■ Given task: Without skipping anything, write out each record below exactly.

■ Items:

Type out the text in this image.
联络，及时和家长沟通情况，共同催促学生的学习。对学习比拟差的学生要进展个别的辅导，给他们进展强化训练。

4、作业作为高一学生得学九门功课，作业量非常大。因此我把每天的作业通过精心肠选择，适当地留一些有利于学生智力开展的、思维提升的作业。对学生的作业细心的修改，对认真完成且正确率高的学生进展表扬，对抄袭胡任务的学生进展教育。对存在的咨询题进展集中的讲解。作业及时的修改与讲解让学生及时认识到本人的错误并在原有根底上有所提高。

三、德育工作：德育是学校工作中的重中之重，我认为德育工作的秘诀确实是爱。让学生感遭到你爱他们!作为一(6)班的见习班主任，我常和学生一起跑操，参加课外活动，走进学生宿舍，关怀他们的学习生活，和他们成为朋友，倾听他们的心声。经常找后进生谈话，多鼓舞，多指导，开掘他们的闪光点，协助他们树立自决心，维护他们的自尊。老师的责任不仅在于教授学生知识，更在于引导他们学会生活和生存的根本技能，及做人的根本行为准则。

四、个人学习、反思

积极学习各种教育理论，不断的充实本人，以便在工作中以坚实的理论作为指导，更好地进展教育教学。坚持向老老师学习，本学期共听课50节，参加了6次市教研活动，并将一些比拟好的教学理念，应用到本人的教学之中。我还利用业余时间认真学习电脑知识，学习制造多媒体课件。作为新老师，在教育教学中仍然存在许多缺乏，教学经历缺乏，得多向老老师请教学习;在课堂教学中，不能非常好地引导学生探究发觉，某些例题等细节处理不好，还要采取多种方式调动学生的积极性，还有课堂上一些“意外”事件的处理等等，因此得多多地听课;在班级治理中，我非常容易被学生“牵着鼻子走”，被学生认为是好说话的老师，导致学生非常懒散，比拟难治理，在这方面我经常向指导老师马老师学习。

■ Exercise solution:
Type out the text in this image.
联络，及时和家长沟通情况，共同催促学生的学习。对学习比拟差的学生要进展个别的辅导，给他们进展强化训练。

4、作业作为高一学生得学九门功课，作业量非常大。因此我把每天的作业通过精心肠选择，适当地留一些有利于学生智力开展的、思维提升的作业。对学生的作业细心的修改，对认真完成且正确率高的学生进展表扬，对抄袭胡任务的学生进展教育。对存在的咨询题进展集中的讲解。作业及时的修改与讲解让学生及时认识到本人的错误并在原有根底上有所提高。

三、德育工作：德育是学校工作中的重中之重，我认为德育工作的秘诀确实是爱。让学生感遭到你爱他们!作为一(6)班的见习班主任，我常和学生一起跑操，参加课外活动，走进学生宿舍，关怀他们的学习生活，和他们成为朋友，倾听他们的心声。经常找后进生谈话，多鼓舞，多指导，开掘他们的闪光点，协助他们树立自决心，维护他们的自尊。老师的责任不仅在于教授学生知识，更在于引导他们学会生活和生存的根本技能，及做人的根本行为准则。

四、个人学习、反思

积极学习各种教育理论，不断的充实本人，以便在工作中以坚实的理论作为指导，更好地进展教育教学。坚持向老老师学习，本学期共听课50节，参加了6次市教研活动，并将一些比拟好的教学理念，应用到本人的教学之中。我还利用业余时间认真学习电脑知识，学习制造多媒体课件。作为新老师，在教育教学中仍然存在许多缺乏，教学经历缺乏，得多向老老师请教学习;在课堂教学中，不能非常好地引导学生探究发觉，某些例题等细节处理不好，还要采取多种方式调动学生的积极性，还有课堂上一些“意外”事件的处理等等，因此得多多地听课;在班级治理中，我非常容易被学生“牵着鼻子走”，被学生认为是好说话的老师，导致学生非常懒散，比拟难治理，在这方面我经常向指导老师马老师学习。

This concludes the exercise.